#### Passage shown:
The Company’s future capital requirements will depend on many factors, including costs of exploration and development of the properties, production, if warranted, and competition and global market conditions. The Company’s potential recurring operating losses and growing working capital needs may require that it obtain additional capital to operate its business. Such outside capital will include the sale of additional common shares. There can be no assurance that capital will be available as necessary to meet these continuing exploration and development costs or, if the capital is available, that it will be on terms acceptable to the Company. The issuances of additional equity securities by the Company may result in a significant dilution in the equity interests of its current shareholders.
The Company is dependent upon the discovery of economically recoverable reserves, to obtain necessary financing to complete the development of its properties, and future production or proceeds from the disposition thereof. The financial statements have been prepared under the assumption the Company is a going concern. The ability of the Company to continue operations as a going concern is ultimately dependent upon attaining profitable operations. To date, the Company has not generated profitable operations from its resource operations and will need to invest additional funds in carrying out its planned exploration, development and operational activities. As a result, more losses are anticipated prior to obtaining a level of profitable operations.
2. | Significant Accounting Policies |
Basis of consolidation
These financial statements have been prepared on a consolidated basis and include the accounts of the Company and its 65.42% owned subsidiary, Outback Capital Inc. effective June 30, 2006 (date of acquisition). All intercompany balances and transactions have been eliminated on consolidation.

#### Exercise:
In the passage on the company's finances, what share of Outback Capital Inc. does the Company own? The lines have no connection to the passage on the company's finances.

#### Source data:
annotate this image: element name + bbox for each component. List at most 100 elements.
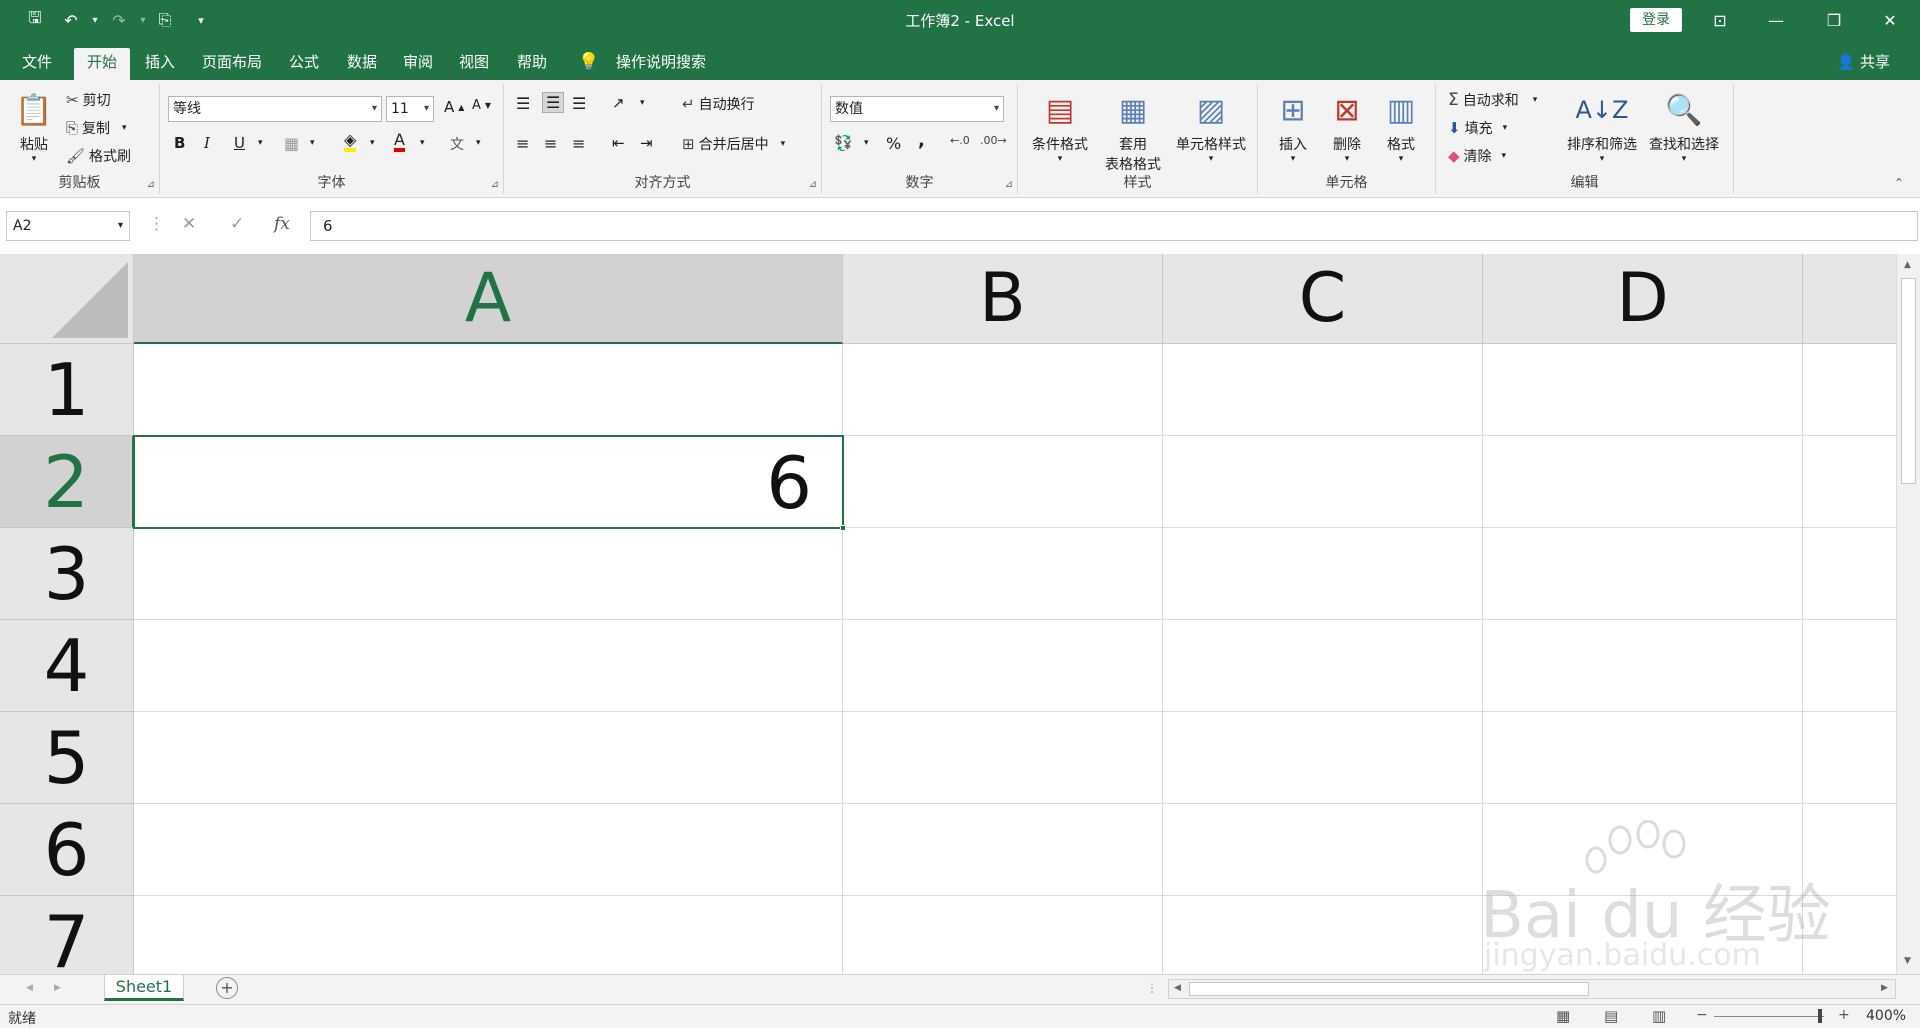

#### Written reply:
65.42%